**WHAT IS NEEDED**: Reproduce each line of the material precisely.

Collected data entries:
******************************
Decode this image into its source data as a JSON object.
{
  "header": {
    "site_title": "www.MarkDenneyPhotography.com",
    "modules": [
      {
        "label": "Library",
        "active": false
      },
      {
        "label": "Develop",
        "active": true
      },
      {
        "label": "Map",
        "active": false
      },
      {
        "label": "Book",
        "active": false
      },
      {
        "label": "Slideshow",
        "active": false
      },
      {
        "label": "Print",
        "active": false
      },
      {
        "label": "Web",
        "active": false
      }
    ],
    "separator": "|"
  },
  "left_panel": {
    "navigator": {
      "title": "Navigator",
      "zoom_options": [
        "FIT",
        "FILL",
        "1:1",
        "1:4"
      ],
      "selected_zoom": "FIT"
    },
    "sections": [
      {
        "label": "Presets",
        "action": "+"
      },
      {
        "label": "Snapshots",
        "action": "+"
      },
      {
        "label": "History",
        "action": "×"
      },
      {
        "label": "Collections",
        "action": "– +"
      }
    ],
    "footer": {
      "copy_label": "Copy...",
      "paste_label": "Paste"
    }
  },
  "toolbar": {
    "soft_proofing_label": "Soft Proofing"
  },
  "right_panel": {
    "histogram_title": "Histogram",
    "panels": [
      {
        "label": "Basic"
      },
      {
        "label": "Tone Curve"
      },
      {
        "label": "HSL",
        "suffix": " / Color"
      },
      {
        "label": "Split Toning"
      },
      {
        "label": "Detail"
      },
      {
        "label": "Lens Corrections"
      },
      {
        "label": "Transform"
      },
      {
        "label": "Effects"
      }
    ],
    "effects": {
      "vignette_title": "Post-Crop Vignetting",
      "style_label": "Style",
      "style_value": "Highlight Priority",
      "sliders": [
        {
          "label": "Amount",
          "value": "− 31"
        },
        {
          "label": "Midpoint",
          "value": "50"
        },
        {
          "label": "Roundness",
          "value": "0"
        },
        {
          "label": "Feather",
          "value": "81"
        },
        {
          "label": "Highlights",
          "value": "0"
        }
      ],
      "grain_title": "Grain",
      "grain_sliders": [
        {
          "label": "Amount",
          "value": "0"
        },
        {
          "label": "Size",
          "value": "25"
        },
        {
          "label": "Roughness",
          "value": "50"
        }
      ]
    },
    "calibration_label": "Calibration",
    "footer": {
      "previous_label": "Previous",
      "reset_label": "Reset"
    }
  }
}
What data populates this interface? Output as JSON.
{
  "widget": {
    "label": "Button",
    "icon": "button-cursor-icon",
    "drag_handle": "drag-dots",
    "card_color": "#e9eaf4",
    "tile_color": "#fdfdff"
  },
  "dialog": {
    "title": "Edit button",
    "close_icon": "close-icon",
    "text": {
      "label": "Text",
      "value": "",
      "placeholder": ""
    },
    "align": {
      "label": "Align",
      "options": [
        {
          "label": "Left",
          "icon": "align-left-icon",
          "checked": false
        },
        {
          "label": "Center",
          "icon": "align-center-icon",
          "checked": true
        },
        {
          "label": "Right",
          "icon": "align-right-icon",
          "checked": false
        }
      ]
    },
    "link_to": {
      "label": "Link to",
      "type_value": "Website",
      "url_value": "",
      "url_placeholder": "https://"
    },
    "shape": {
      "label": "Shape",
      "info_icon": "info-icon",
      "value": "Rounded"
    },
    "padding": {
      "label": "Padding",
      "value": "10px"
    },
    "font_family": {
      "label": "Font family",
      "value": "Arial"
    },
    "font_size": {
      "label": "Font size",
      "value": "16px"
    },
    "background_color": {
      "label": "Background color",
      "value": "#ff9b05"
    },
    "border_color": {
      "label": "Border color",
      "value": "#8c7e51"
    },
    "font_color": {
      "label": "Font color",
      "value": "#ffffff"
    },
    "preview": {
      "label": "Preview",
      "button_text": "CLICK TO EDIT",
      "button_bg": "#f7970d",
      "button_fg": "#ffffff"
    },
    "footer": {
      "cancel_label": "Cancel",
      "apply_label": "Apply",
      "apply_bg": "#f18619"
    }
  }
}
******************************
**SOLVED PROBLEM**:
Decode this image into its source data as a JSON object.
{
  "header": {
    "site_title": "www.MarkDenneyPhotography.com",
    "modules": [
      {
        "label": "Library",
        "active": false
      },
      {
        "label": "Develop",
        "active": true
      },
      {
        "label": "Map",
        "active": false
      },
      {
        "label": "Book",
        "active": false
      },
      {
        "label": "Slideshow",
        "active": false
      },
      {
        "label": "Print",
        "active": false
      },
      {
        "label": "Web",
        "active": false
      }
    ],
    "separator": "|"
  },
  "left_panel": {
    "navigator": {
      "title": "Navigator",
      "zoom_options": [
        "FIT",
        "FILL",
        "1:1",
        "1:4"
      ],
      "selected_zoom": "FIT"
    },
    "sections": [
      {
        "label": "Presets",
        "action": "+"
      },
      {
        "label": "Snapshots",
        "action": "+"
      },
      {
        "label": "History",
        "action": "×"
      },
      {
        "label": "Collections",
        "action": "– +"
      }
    ],
    "footer": {
      "copy_label": "Copy...",
      "paste_label": "Paste"
    }
  },
  "toolbar": {
    "soft_proofing_label": "Soft Proofing"
  },
  "right_panel": {
    "histogram_title": "Histogram",
    "panels": [
      {
        "label": "Basic"
      },
      {
        "label": "Tone Curve"
      },
      {
        "label": "HSL",
        "suffix": " / Color"
      },
      {
        "label": "Split Toning"
      },
      {
        "label": "Detail"
      },
      {
        "label": "Lens Corrections"
      },
      {
        "label": "Transform"
      },
      {
        "label": "Effects"
      }
    ],
    "effects": {
      "vignette_title": "Post-Crop Vignetting",
      "style_label": "Style",
      "style_value": "Highlight Priority",
      "sliders": [
        {
          "label": "Amount",
          "value": "− 31"
        },
        {
          "label": "Midpoint",
          "value": "50"
        },
        {
          "label": "Roundness",
          "value": "0"
        },
        {
          "label": "Feather",
          "value": "81"
        },
        {
          "label": "Highlights",
          "value": "0"
        }
      ],
      "grain_title": "Grain",
      "grain_sliders": [
        {
          "label": "Amount",
          "value": "0"
        },
        {
          "label": "Size",
          "value": "25"
        },
        {
          "label": "Roughness",
          "value": "50"
        }
      ]
    },
    "calibration_label": "Calibration",
    "footer": {
      "previous_label": "Previous",
      "reset_label": "Reset"
    }
  }
}
What data populates this interface? Output as JSON.
{
  "widget": {
    "label": "Button",
    "icon": "button-cursor-icon",
    "drag_handle": "drag-dots",
    "card_color": "#e9eaf4",
    "tile_color": "#fdfdff"
  },
  "dialog": {
    "title": "Edit button",
    "close_icon": "close-icon",
    "text": {
      "label": "Text",
      "value": "",
      "placeholder": ""
    },
    "align": {
      "label": "Align",
      "options": [
        {
          "label": "Left",
          "icon": "align-left-icon",
          "checked": false
        },
        {
          "label": "Center",
          "icon": "align-center-icon",
          "checked": true
        },
        {
          "label": "Right",
          "icon": "align-right-icon",
          "checked": false
        }
      ]
    },
    "link_to": {
      "label": "Link to",
      "type_value": "Website",
      "url_value": "",
      "url_placeholder": "https://"
    },
    "shape": {
      "label": "Shape",
      "info_icon": "info-icon",
      "value": "Rounded"
    },
    "padding": {
      "label": "Padding",
      "value": "10px"
    },
    "font_family": {
      "label": "Font family",
      "value": "Arial"
    },
    "font_size": {
      "label": "Font size",
      "value": "16px"
    },
    "background_color": {
      "label": "Background color",
      "value": "#ff9b05"
    },
    "border_color": {
      "label": "Border color",
      "value": "#8c7e51"
    },
    "font_color": {
      "label": "Font color",
      "value": "#ffffff"
    },
    "preview": {
      "label": "Preview",
      "button_text": "CLICK TO EDIT",
      "button_bg": "#f7970d",
      "button_fg": "#ffffff"
    },
    "footer": {
      "cancel_label": "Cancel",
      "apply_label": "Apply",
      "apply_bg": "#f18619"
    }
  }
}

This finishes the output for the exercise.